• _Given exercise_
Extract all of the entries and set them down verbatim.

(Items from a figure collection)
============
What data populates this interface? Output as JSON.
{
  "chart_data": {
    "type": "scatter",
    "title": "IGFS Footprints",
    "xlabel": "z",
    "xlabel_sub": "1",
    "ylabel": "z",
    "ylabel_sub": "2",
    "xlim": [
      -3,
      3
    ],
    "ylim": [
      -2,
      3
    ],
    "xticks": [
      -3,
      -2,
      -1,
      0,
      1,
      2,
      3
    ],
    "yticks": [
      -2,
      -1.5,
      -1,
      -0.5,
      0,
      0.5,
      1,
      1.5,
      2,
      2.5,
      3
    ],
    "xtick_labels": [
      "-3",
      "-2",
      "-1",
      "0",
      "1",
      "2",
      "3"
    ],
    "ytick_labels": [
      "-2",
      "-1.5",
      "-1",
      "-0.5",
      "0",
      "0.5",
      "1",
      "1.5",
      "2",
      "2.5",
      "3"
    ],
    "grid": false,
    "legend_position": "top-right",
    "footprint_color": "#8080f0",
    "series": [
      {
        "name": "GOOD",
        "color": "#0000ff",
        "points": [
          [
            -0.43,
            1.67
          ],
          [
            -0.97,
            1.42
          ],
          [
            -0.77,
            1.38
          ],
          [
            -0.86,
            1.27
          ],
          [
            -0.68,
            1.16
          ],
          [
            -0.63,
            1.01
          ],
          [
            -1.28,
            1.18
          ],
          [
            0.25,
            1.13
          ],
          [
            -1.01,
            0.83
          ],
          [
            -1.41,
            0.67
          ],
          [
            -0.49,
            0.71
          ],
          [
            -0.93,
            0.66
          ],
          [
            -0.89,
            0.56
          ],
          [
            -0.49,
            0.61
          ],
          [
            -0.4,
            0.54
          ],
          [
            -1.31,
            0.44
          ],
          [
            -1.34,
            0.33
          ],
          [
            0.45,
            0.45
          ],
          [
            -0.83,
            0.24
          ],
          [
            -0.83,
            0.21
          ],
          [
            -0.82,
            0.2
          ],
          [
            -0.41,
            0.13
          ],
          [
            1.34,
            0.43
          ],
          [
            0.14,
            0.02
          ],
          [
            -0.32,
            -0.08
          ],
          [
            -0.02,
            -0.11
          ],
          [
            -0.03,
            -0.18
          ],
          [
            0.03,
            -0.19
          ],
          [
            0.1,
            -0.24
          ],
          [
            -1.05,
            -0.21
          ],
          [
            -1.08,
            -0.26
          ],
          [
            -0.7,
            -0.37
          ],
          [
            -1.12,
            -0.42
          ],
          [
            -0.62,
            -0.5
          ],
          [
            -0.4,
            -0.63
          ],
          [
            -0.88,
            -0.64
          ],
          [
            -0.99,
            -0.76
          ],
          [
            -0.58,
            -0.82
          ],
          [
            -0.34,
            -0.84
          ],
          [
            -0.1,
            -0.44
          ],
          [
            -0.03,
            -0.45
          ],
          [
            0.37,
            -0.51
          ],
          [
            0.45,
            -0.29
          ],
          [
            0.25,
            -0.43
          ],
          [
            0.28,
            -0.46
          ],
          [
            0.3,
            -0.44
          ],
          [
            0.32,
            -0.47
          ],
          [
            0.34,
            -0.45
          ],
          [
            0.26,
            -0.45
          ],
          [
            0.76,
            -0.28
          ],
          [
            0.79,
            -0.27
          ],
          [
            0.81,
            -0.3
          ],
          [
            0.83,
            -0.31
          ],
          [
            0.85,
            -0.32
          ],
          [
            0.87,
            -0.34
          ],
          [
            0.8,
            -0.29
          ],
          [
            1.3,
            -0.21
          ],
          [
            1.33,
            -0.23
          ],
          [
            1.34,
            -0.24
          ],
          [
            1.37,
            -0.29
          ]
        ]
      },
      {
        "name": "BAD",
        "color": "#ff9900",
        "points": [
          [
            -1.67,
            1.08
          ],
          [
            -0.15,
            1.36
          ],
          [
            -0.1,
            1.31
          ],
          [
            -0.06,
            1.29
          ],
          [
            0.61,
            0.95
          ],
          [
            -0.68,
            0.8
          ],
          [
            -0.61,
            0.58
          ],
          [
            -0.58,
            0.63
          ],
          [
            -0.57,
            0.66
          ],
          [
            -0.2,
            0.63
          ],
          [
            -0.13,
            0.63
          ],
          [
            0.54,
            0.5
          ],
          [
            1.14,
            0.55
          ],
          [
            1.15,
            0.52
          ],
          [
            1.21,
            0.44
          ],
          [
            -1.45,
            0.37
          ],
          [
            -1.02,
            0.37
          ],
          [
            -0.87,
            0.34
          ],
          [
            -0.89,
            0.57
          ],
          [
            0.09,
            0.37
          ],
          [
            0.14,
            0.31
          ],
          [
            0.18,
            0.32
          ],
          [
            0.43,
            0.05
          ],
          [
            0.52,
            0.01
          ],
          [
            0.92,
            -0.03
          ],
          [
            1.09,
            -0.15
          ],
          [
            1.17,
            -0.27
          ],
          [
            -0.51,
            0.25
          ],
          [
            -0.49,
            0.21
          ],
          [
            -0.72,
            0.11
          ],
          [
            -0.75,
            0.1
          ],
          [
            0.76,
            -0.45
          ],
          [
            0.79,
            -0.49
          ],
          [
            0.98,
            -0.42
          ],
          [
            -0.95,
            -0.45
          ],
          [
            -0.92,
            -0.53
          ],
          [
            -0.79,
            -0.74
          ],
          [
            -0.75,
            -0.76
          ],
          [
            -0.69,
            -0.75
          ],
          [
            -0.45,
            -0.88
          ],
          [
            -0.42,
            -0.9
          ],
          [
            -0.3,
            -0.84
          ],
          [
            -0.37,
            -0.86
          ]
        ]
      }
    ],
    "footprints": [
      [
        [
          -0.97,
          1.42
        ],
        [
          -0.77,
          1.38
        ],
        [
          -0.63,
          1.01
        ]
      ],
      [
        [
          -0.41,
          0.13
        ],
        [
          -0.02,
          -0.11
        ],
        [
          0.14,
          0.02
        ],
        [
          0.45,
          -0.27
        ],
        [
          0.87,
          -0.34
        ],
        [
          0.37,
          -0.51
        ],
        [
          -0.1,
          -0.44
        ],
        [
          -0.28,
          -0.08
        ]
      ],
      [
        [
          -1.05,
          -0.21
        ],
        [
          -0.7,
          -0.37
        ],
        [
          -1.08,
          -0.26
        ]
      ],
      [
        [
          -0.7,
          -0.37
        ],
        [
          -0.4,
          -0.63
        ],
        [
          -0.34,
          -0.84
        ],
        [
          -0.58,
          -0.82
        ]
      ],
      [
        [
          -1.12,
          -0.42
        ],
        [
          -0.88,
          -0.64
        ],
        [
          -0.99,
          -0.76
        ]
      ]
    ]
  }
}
============
• _Answer to the problem_
What data populates this interface? Output as JSON.
{
  "chart_data": {
    "type": "scatter",
    "title": "IGFS Footprints",
    "xlabel": "z",
    "xlabel_sub": "1",
    "ylabel": "z",
    "ylabel_sub": "2",
    "xlim": [
      -3,
      3
    ],
    "ylim": [
      -2,
      3
    ],
    "xticks": [
      -3,
      -2,
      -1,
      0,
      1,
      2,
      3
    ],
    "yticks": [
      -2,
      -1.5,
      -1,
      -0.5,
      0,
      0.5,
      1,
      1.5,
      2,
      2.5,
      3
    ],
    "xtick_labels": [
      "-3",
      "-2",
      "-1",
      "0",
      "1",
      "2",
      "3"
    ],
    "ytick_labels": [
      "-2",
      "-1.5",
      "-1",
      "-0.5",
      "0",
      "0.5",
      "1",
      "1.5",
      "2",
      "2.5",
      "3"
    ],
    "grid": false,
    "legend_position": "top-right",
    "footprint_color": "#8080f0",
    "series": [
      {
        "name": "GOOD",
        "color": "#0000ff",
        "points": [
          [
            -0.43,
            1.67
          ],
          [
            -0.97,
            1.42
          ],
          [
            -0.77,
            1.38
          ],
          [
            -0.86,
            1.27
          ],
          [
            -0.68,
            1.16
          ],
          [
            -0.63,
            1.01
          ],
          [
            -1.28,
            1.18
          ],
          [
            0.25,
            1.13
          ],
          [
            -1.01,
            0.83
          ],
          [
            -1.41,
            0.67
          ],
          [
            -0.49,
            0.71
          ],
          [
            -0.93,
            0.66
          ],
          [
            -0.89,
            0.56
          ],
          [
            -0.49,
            0.61
          ],
          [
            -0.4,
            0.54
          ],
          [
            -1.31,
            0.44
          ],
          [
            -1.34,
            0.33
          ],
          [
            0.45,
            0.45
          ],
          [
            -0.83,
            0.24
          ],
          [
            -0.83,
            0.21
          ],
          [
            -0.82,
            0.2
          ],
          [
            -0.41,
            0.13
          ],
          [
            1.34,
            0.43
          ],
          [
            0.14,
            0.02
          ],
          [
            -0.32,
            -0.08
          ],
          [
            -0.02,
            -0.11
          ],
          [
            -0.03,
            -0.18
          ],
          [
            0.03,
            -0.19
          ],
          [
            0.1,
            -0.24
          ],
          [
            -1.05,
            -0.21
          ],
          [
            -1.08,
            -0.26
          ],
          [
            -0.7,
            -0.37
          ],
          [
            -1.12,
            -0.42
          ],
          [
            -0.62,
            -0.5
          ],
          [
            -0.4,
            -0.63
          ],
          [
            -0.88,
            -0.64
          ],
          [
            -0.99,
            -0.76
          ],
          [
            -0.58,
            -0.82
          ],
          [
            -0.34,
            -0.84
          ],
          [
            -0.1,
            -0.44
          ],
          [
            -0.03,
            -0.45
          ],
          [
            0.37,
            -0.51
          ],
          [
            0.45,
            -0.29
          ],
          [
            0.25,
            -0.43
          ],
          [
            0.28,
            -0.46
          ],
          [
            0.3,
            -0.44
          ],
          [
            0.32,
            -0.47
          ],
          [
            0.34,
            -0.45
          ],
          [
            0.26,
            -0.45
          ],
          [
            0.76,
            -0.28
          ],
          [
            0.79,
            -0.27
          ],
          [
            0.81,
            -0.3
          ],
          [
            0.83,
            -0.31
          ],
          [
            0.85,
            -0.32
          ],
          [
            0.87,
            -0.34
          ],
          [
            0.8,
            -0.29
          ],
          [
            1.3,
            -0.21
          ],
          [
            1.33,
            -0.23
          ],
          [
            1.34,
            -0.24
          ],
          [
            1.37,
            -0.29
          ]
        ]
      },
      {
        "name": "BAD",
        "color": "#ff9900",
        "points": [
          [
            -1.67,
            1.08
          ],
          [
            -0.15,
            1.36
          ],
          [
            -0.1,
            1.31
          ],
          [
            -0.06,
            1.29
          ],
          [
            0.61,
            0.95
          ],
          [
            -0.68,
            0.8
          ],
          [
            -0.61,
            0.58
          ],
          [
            -0.58,
            0.63
          ],
          [
            -0.57,
            0.66
          ],
          [
            -0.2,
            0.63
          ],
          [
            -0.13,
            0.63
          ],
          [
            0.54,
            0.5
          ],
          [
            1.14,
            0.55
          ],
          [
            1.15,
            0.52
          ],
          [
            1.21,
            0.44
          ],
          [
            -1.45,
            0.37
          ],
          [
            -1.02,
            0.37
          ],
          [
            -0.87,
            0.34
          ],
          [
            -0.89,
            0.57
          ],
          [
            0.09,
            0.37
          ],
          [
            0.14,
            0.31
          ],
          [
            0.18,
            0.32
          ],
          [
            0.43,
            0.05
          ],
          [
            0.52,
            0.01
          ],
          [
            0.92,
            -0.03
          ],
          [
            1.09,
            -0.15
          ],
          [
            1.17,
            -0.27
          ],
          [
            -0.51,
            0.25
          ],
          [
            -0.49,
            0.21
          ],
          [
            -0.72,
            0.11
          ],
          [
            -0.75,
            0.1
          ],
          [
            0.76,
            -0.45
          ],
          [
            0.79,
            -0.49
          ],
          [
            0.98,
            -0.42
          ],
          [
            -0.95,
            -0.45
          ],
          [
            -0.92,
            -0.53
          ],
          [
            -0.79,
            -0.74
          ],
          [
            -0.75,
            -0.76
          ],
          [
            -0.69,
            -0.75
          ],
          [
            -0.45,
            -0.88
          ],
          [
            -0.42,
            -0.9
          ],
          [
            -0.3,
            -0.84
          ],
          [
            -0.37,
            -0.86
          ]
        ]
      }
    ],
    "footprints": [
      [
        [
          -0.97,
          1.42
        ],
        [
          -0.77,
          1.38
        ],
        [
          -0.63,
          1.01
        ]
      ],
      [
        [
          -0.41,
          0.13
        ],
        [
          -0.02,
          -0.11
        ],
        [
          0.14,
          0.02
        ],
        [
          0.45,
          -0.27
        ],
        [
          0.87,
          -0.34
        ],
        [
          0.37,
          -0.51
        ],
        [
          -0.1,
          -0.44
        ],
        [
          -0.28,
          -0.08
        ]
      ],
      [
        [
          -1.05,
          -0.21
        ],
        [
          -0.7,
          -0.37
        ],
        [
          -1.08,
          -0.26
        ]
      ],
      [
        [
          -0.7,
          -0.37
        ],
        [
          -0.4,
          -0.63
        ],
        [
          -0.34,
          -0.84
        ],
        [
          -0.58,
          -0.82
        ]
      ],
      [
        [
          -1.12,
          -0.42
        ],
        [
          -0.88,
          -0.64
        ],
        [
          -0.99,
          -0.76
        ]
      ]
    ]
  }
}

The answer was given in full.